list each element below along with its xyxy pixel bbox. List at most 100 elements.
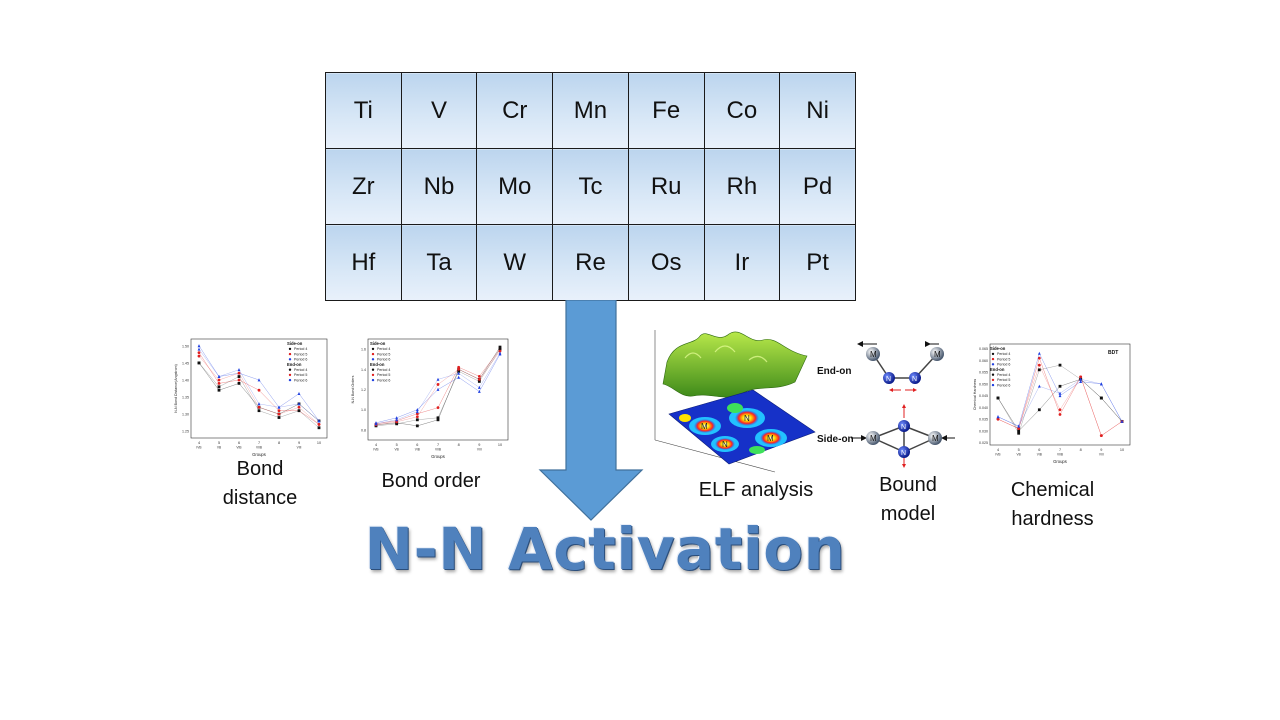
bond-order-point <box>477 385 481 389</box>
bond-distance-point <box>297 391 301 396</box>
bond-order-xlabel: Groups <box>431 454 445 459</box>
bond-distance-point <box>197 354 201 358</box>
hardness-point <box>1037 356 1041 360</box>
bond-order-xtick: 9 <box>478 443 480 447</box>
bond-distance-legend-entry: Period 6 <box>294 378 307 382</box>
side-on-metal-2 <box>928 431 942 445</box>
hardness-point <box>1099 382 1103 386</box>
bond-distance-ytick: 1.35 <box>182 396 189 400</box>
bond-order-ytick: 1.6 <box>361 348 366 352</box>
hardness-badge: BDT <box>1108 350 1118 356</box>
bond-distance-xtick: 5 <box>218 441 220 445</box>
bond-distance-ylabel: N-N Bond Distance(Angstrom) <box>174 364 178 413</box>
bond-distance-point <box>277 409 281 413</box>
elf-analysis-image: M N M N <box>654 330 816 473</box>
bond-order-point <box>436 406 440 410</box>
element-cell-tc: Tc <box>552 148 629 225</box>
bond-distance-xtick: 9 <box>298 441 300 445</box>
bond-order-point <box>457 371 461 375</box>
hardness-point <box>1017 431 1021 435</box>
svg-text:N: N <box>901 424 906 431</box>
bond-distance-point <box>197 351 201 355</box>
hardness-legend-entry: Period 4 <box>997 373 1010 377</box>
bond-order-ytick: 1.0 <box>361 408 366 412</box>
element-cell-re: Re <box>552 224 629 301</box>
hardness-legend-heading: Side-on <box>990 346 1006 351</box>
hardness-point <box>996 396 1000 400</box>
element-cell-rh: Rh <box>703 148 781 225</box>
bond-order-group-label: VB <box>395 448 399 452</box>
bond-distance-legend-heading: End-on <box>287 362 302 367</box>
bond-order-point <box>436 418 440 422</box>
bond-distance-legend-entry: Period 5 <box>294 352 307 356</box>
hardness-point <box>1017 424 1021 428</box>
element-cell-fe: Fe <box>627 72 705 149</box>
bond-order-point <box>395 418 399 422</box>
hardness-point <box>1099 434 1103 438</box>
bond-order-legend-entry: Period 5 <box>377 352 390 356</box>
element-cell-nb: Nb <box>400 148 478 225</box>
bond-distance-ytick: 1.30 <box>182 413 189 417</box>
bond-order-caption: Bond order <box>381 470 481 492</box>
bond-distance-legend-entry: Period 4 <box>294 347 307 351</box>
bond-order-point <box>436 387 440 391</box>
bond-order-legend-marker <box>371 368 375 371</box>
element-cell-hf: Hf <box>325 224 402 301</box>
bond-order-legend-marker <box>371 373 375 377</box>
bond-order-point <box>395 422 399 426</box>
element-cell-ta: Ta <box>400 224 478 301</box>
page-title: N-N Activation <box>364 515 846 583</box>
bond-order-legend-marker <box>371 378 375 382</box>
end-on-n-1 <box>883 372 895 384</box>
bound-model-caption: Bound model <box>858 471 958 529</box>
bond-distance-legend-marker <box>288 373 292 377</box>
side-on-label: Side-on <box>817 434 854 445</box>
bond-order-group-label: VIII <box>477 448 482 452</box>
side-on-n-2 <box>898 446 910 458</box>
bond-distance-xtick: 6 <box>238 441 240 445</box>
hardness-legend-marker <box>991 378 995 382</box>
bond-distance-legend-heading: Side-on <box>287 341 303 346</box>
hardness-xlabel: Groups <box>1053 459 1067 464</box>
hardness-xtick: 4 <box>997 448 999 452</box>
bond-distance-xtick: 8 <box>278 441 280 445</box>
hardness-legend-entry: Period 4 <box>997 352 1010 356</box>
bond-order-point <box>395 416 399 420</box>
bond-order-point <box>436 377 440 381</box>
bond-order-legend-entry: Period 4 <box>377 368 390 372</box>
bond-order-point <box>498 351 502 355</box>
bond-order-group-label: VIB <box>415 448 420 452</box>
hardness-ytick: 0.060 <box>979 359 988 363</box>
bond-order-ylabel: N-N Bond Orders <box>351 375 355 403</box>
element-cell-pt: Pt <box>779 224 856 301</box>
elf-axis-x <box>654 439 776 473</box>
hardness-ytick: 0.055 <box>979 371 988 375</box>
bond-distance-point <box>237 368 241 372</box>
bond-distance-point <box>217 385 221 389</box>
hardness-point <box>1120 419 1124 423</box>
bond-distance-point <box>237 375 241 378</box>
bond-distance-caption: Bond distance <box>205 455 315 513</box>
element-cell-ir: Ir <box>703 224 781 301</box>
bond-order-xtick: 5 <box>396 443 398 447</box>
bond-order-point <box>436 416 440 420</box>
bond-order-point <box>415 418 419 422</box>
bond-distance-point <box>217 374 221 378</box>
hardness-legend-entry: Period 5 <box>997 357 1010 361</box>
bond-order-point <box>477 378 481 381</box>
bond-distance-point <box>257 378 261 382</box>
hardness-group-label: VB <box>1017 453 1021 457</box>
hardness-point <box>1058 413 1062 416</box>
hardness-xtick: 10 <box>1120 448 1124 452</box>
side-on-n-1 <box>898 420 910 432</box>
bond-distance-plot: 1.501.451.401.351.301.254IVB5VB6VIB7VIIB… <box>174 338 328 457</box>
elf-atom-label-2: N <box>744 414 750 423</box>
hardness-xtick: 6 <box>1038 448 1040 452</box>
bond-distance-point <box>197 344 201 348</box>
hardness-legend-entry: Period 5 <box>997 378 1010 382</box>
element-cell-mo: Mo <box>476 148 554 225</box>
bond-distance-caption-line1: Bond <box>236 458 284 480</box>
bond-order-legend-heading: End-on <box>370 362 385 367</box>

> Task objective
Convert each line in the entries above into a JSON array of strings, one string per line, with blank lines skipped. Leave the pictures out of the output.

> Written reply
[
  "list each element below along with its xyxy pixel bbox. List at most 100 elements.",
  "bond-order-point <box>477 385 481 389</box>",
  "bond-distance-point <box>297 391 301 396</box>",
  "bond-order-xlabel: Groups <box>431 454 445 459</box>",
  "bond-distance-point <box>197 354 201 358</box>",
  "hardness-point <box>1037 356 1041 360</box>",
  "bond-order-xtick: 9 <box>478 443 480 447</box>",
  "bond-distance-legend-entry: Period 6 <box>294 378 307 382</box>",
  "side-on-metal-2 <box>928 431 942 445</box>",
  "hardness-point <box>1099 382 1103 386</box>",
  "bond-distance-ytick: 1.35 <box>182 396 189 400</box>",
  "bond-order-ytick: 1.6 <box>361 348 366 352</box>",
  "hardness-badge: BDT <box>1108 350 1118 356</box>",
  "bond-distance-xtick: 5 <box>218 441 220 445</box>",
  "bond-distance-ylabel: N-N Bond Distance(Angstrom) <box>174 364 178 413</box>",
  "bond-distance-point <box>277 409 281 413</box>",
  "elf-analysis-image: M N M N <box>654 330 816 473</box>",
  "bond-order-point <box>436 406 440 410</box>",
  "element-cell-tc: Tc <box>552 148 629 225</box>",
  "bond-distance-xtick: 9 <box>298 441 300 445</box>",
  "bond-order-point <box>457 371 461 375</box>",
  "hardness-point <box>1017 431 1021 435</box>",
  "svg-text:N: N <box>901 424 906 431</box>",
  "bond-distance-point <box>197 351 201 355</box>",
  "hardness-legend-entry: Period 4 <box>997 373 1010 377</box>",
  "bond-order-ytick: 1.0 <box>361 408 366 412</box>",
  "element-cell-re: Re <box>552 224 629 301</box>",
  "hardness-legend-heading: Side-on <box>990 346 1006 351</box>",
  "hardness-point <box>996 396 1000 400</box>",
  "element-cell-rh: Rh <box>703 148 781 225</box>",
  "bond-order-group-label: VB <box>395 448 399 452</box>",
  "bond-distance-legend-heading: End-on <box>287 362 302 367</box>",
  "bond-order-point <box>436 418 440 422</box>",
  "bond-distance-legend-entry: Period 5 <box>294 352 307 356</box>",
  "hardness-point <box>1017 424 1021 428</box>",
  "element-cell-fe: Fe <box>627 72 705 149</box>",
  "bond-order-point <box>395 418 399 422</box>",
  "hardness-point <box>1099 434 1103 438</box>",
  "bond-order-legend-entry: Period 5 <box>377 352 390 356</box>",
  "element-cell-nb: Nb <box>400 148 478 225</box>",
  "bond-distance-ytick: 1.30 <box>182 413 189 417</box>",
  "bond-order-caption: Bond order <box>381 470 481 492</box>",
  "bond-distance-legend-entry: Period 4 <box>294 347 307 351</box>",
  "bond-order-point <box>436 387 440 391</box>",
  "bond-order-legend-marker <box>371 368 375 371</box>",
  "element-cell-hf: Hf <box>325 224 402 301</box>",
  "bond-order-legend-marker <box>371 373 375 377</box>",
  "bond-order-point <box>395 422 399 426</box>",
  "element-cell-ta: Ta <box>400 224 478 301</box>",
  "page-title: N-N Activation <box>364 515 846 583</box>",
  "bond-order-legend-marker <box>371 378 375 382</box>",
  "end-on-n-1 <box>883 372 895 384</box>",
  "bound-model-caption: Bound model <box>858 471 958 529</box>",
  "bond-distance-legend-marker <box>288 373 292 377</box>",
  "side-on-label: Side-on <box>817 434 854 445</box>",
  "bond-order-group-label: VIII <box>477 448 482 452</box>",
  "side-on-n-2 <box>898 446 910 458</box>",
  "bond-distance-xtick: 6 <box>238 441 240 445</box>",
  "hardness-legend-marker <box>991 378 995 382</box>",
  "bond-distance-legend-heading: Side-on <box>287 341 303 346</box>",
  "hardness-xlabel: Groups <box>1053 459 1067 464</box>",
  "hardness-xtick: 4 <box>997 448 999 452</box>",
  "bond-distance-xtick: 8 <box>278 441 280 445</box>",
  "hardness-legend-entry: Period 4 <box>997 352 1010 356</box>",
  "bond-order-point <box>395 416 399 420</box>",
  "bond-order-point <box>436 377 440 381</box>",
  "bond-order-legend-entry: Period 4 <box>377 368 390 372</box>",
  "bond-order-point <box>498 351 502 355</box>",
  "bond-order-group-label: VIB <box>415 448 420 452</box>",
  "hardness-ytick: 0.060 <box>979 359 988 363</box>",
  "bond-order-ylabel: N-N Bond Orders <box>351 375 355 403</box>",
  "element-cell-pt: Pt <box>779 224 856 301</box>",
  "elf-axis-x <box>654 439 776 473</box>",
  "hardness-ytick: 0.055 <box>979 371 988 375</box>",
  "bond-distance-point <box>237 368 241 372</box>",
  "bond-distance-point <box>217 385 221 389</box>",
  "hardness-point <box>1120 419 1124 423</box>",
  "bond-distance-point <box>237 375 241 378</box>",
  "bond-distance-caption: Bond distance <box>205 455 315 513</box>",
  "element-cell-ir: Ir <box>703 224 781 301</box>",
  "bond-order-xtick: 5 <box>396 443 398 447</box>",
  "bond-order-point <box>436 416 440 420</box>",
  "bond-order-point <box>415 418 419 422</box>",
  "bond-distance-point <box>217 374 221 378</box>",
  "hardness-legend-entry: Period 5 <box>997 357 1010 361</box>",
  "bond-order-point <box>477 378 481 381</box>",
  "bond-distance-point <box>257 378 261 382</box>",
  "hardness-group-label: VB <box>1017 453 1021 457</box>",
  "hardness-point <box>1058 413 1062 416</box>",
  "hardness-xtick: 10 <box>1120 448 1124 452</box>",
  "side-on-n-1 <box>898 420 910 432</box>",
  "bond-distance-plot: 1.501.451.401.351.301.254IVB5VB6VIB7VIIB… <box>174 338 328 457</box>",
  "elf-atom-label-2: N <box>744 414 750 423</box>",
  "hardness-xtick: 6 <box>1038 448 1040 452</box>",
  "bond-distance-point <box>197 344 201 348</box>",
  "hardness-legend-entry: Period 5 <box>997 378 1010 382</box>",
  "element-cell-mo: Mo <box>476 148 554 225</box>",
  "bond-distance-caption-line1: Bond <box>236 458 284 480</box>",
  "bond-order-legend-heading: End-on <box>370 362 385 367</box>"
]